- _Dataset items_:
--- start ---

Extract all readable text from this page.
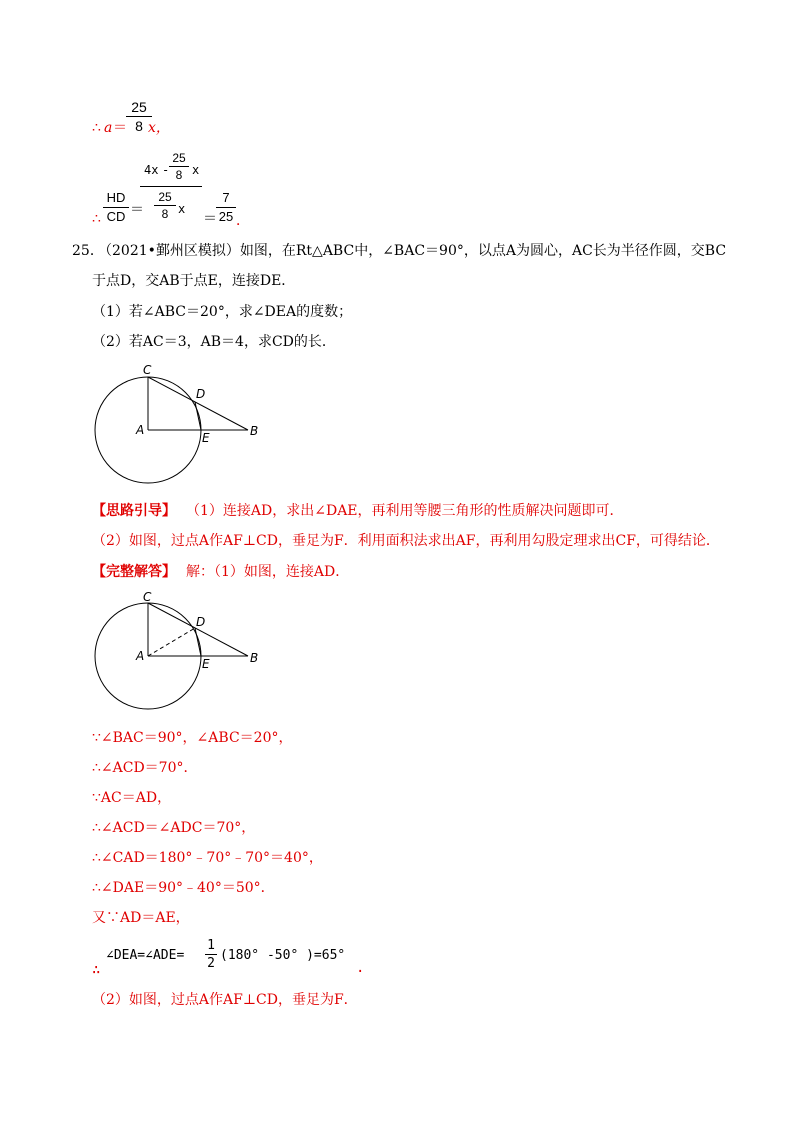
∴ a ＝
25
8 x，
∴
HD
CD ＝
4x -
25
8 x
25
8 x
＝
7
25 ．
25．
（2021•鄞州区模拟）如图，在Rt△ABC中，∠BAC＝90°，以点A为圆心，AC长为半径作圆，交BC
于点D，交AB于点E，连接DE．
（1）若∠ABC＝20°，求∠DEA的度数；
（2）若AC＝3，AB＝4，求CD的长．
C
D
A
E	B
【思路引导】 （1）连接AD，求出∠DAE，再利用等腰三角形的性质解决问题即可．
（2）如图，过点A作AF⊥CD，垂足为F．利用面积法求出AF，再利用勾股定理求出CF，可得结论．
【完整解答】 解：（1）如图，连接AD．
C
D
A
E	B
∵∠BAC＝90°，∠ABC＝20°，
∴∠ACD＝70°．
∵AC＝AD，
∴∠ACD＝∠ADC＝70°，
∴∠CAD＝180°﹣70°﹣70°＝40°，
∴∠DAE＝90°﹣40°＝50°．
又∵AD＝AE，
∴
∠DEA=∠ADE=
1
2
(180° -50° )=65°
.
（2）如图，过点A作AF⊥CD，垂足为F．
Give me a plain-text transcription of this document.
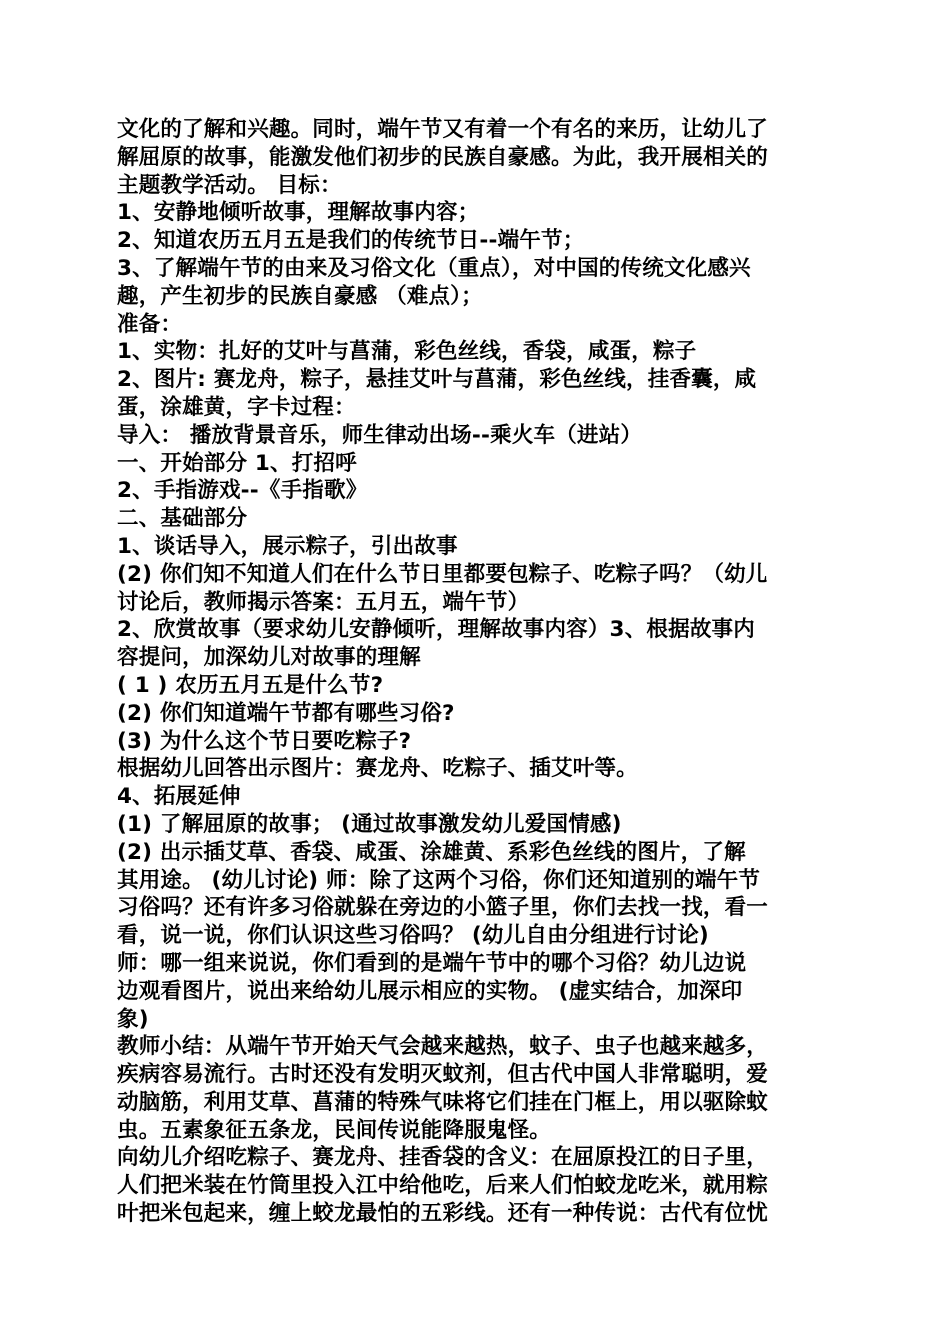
文化的了解和兴趣。同时，端午节又有着一个有名的来历，让幼儿了
解屈原的故事，能激发他们初步的民族自豪感。为此，我开展相关的
主题教学活动。 目标：
1、安静地倾听故事，理解故事内容；
2、知道农历五月五是我们的传统节日--端午节；
3、了解端午节的由来及习俗文化（重点），对中国的传统文化感兴
趣，产生初步的民族自豪感 （难点）；
准备：
1、实物：扎好的艾叶与菖蒲，彩色丝线，香袋，咸蛋，粽子
2、图片: 赛龙舟，粽子，悬挂艾叶与菖蒲，彩色丝线，挂香囊，咸
蛋，涂雄黄，字卡过程：
导入： 播放背景音乐，师生律动出场--乘火车（进站）
一、开始部分 1、打招呼
2、手指游戏--《手指歌》
二、基础部分
1、谈话导入，展示粽子，引出故事
(2) 你们知不知道人们在什么节日里都要包粽子、吃粽子吗？（幼儿
讨论后，教师揭示答案：五月五，端午节）
2、欣赏故事（要求幼儿安静倾听，理解故事内容）3、根据故事内
容提问，加深幼儿对故事的理解
( 1 ) 农历五月五是什么节?
(2) 你们知道端午节都有哪些习俗?
(3) 为什么这个节日要吃粽子?
根据幼儿回答出示图片：赛龙舟、吃粽子、插艾叶等。
4、拓展延伸
(1) 了解屈原的故事； (通过故事激发幼儿爱国情感)
(2) 出示插艾草、香袋、咸蛋、涂雄黄、系彩色丝线的图片，了解
其用途。 (幼儿讨论) 师：除了这两个习俗，你们还知道别的端午节
习俗吗？还有许多习俗就躲在旁边的小篮子里，你们去找一找，看一
看，说一说，你们认识这些习俗吗？ (幼儿自由分组进行讨论)
师：哪一组来说说，你们看到的是端午节中的哪个习俗？幼儿边说
边观看图片，说出来给幼儿展示相应的实物。 (虚实结合，加深印
象)
教师小结：从端午节开始天气会越来越热，蚊子、虫子也越来越多，
疾病容易流行。古时还没有发明灭蚊剂，但古代中国人非常聪明，爱
动脑筋，利用艾草、菖蒲的特殊气味将它们挂在门框上，用以驱除蚊
虫。五素象征五条龙，民间传说能降服鬼怪。
向幼儿介绍吃粽子、赛龙舟、挂香袋的含义：在屈原投江的日子里，
人们把米装在竹筒里投入江中给他吃，后来人们怕蛟龙吃米，就用粽
叶把米包起来，缠上蛟龙最怕的五彩线。还有一种传说：古代有位忧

--- end ---

- _Your objective_:
From the data, pick out every line that includes "理解故事内容".

- _Worked answer_:
1、安静地倾听故事，理解故事内容；
2、欣赏故事（要求幼儿安静倾听，理解故事内容）3、根据故事内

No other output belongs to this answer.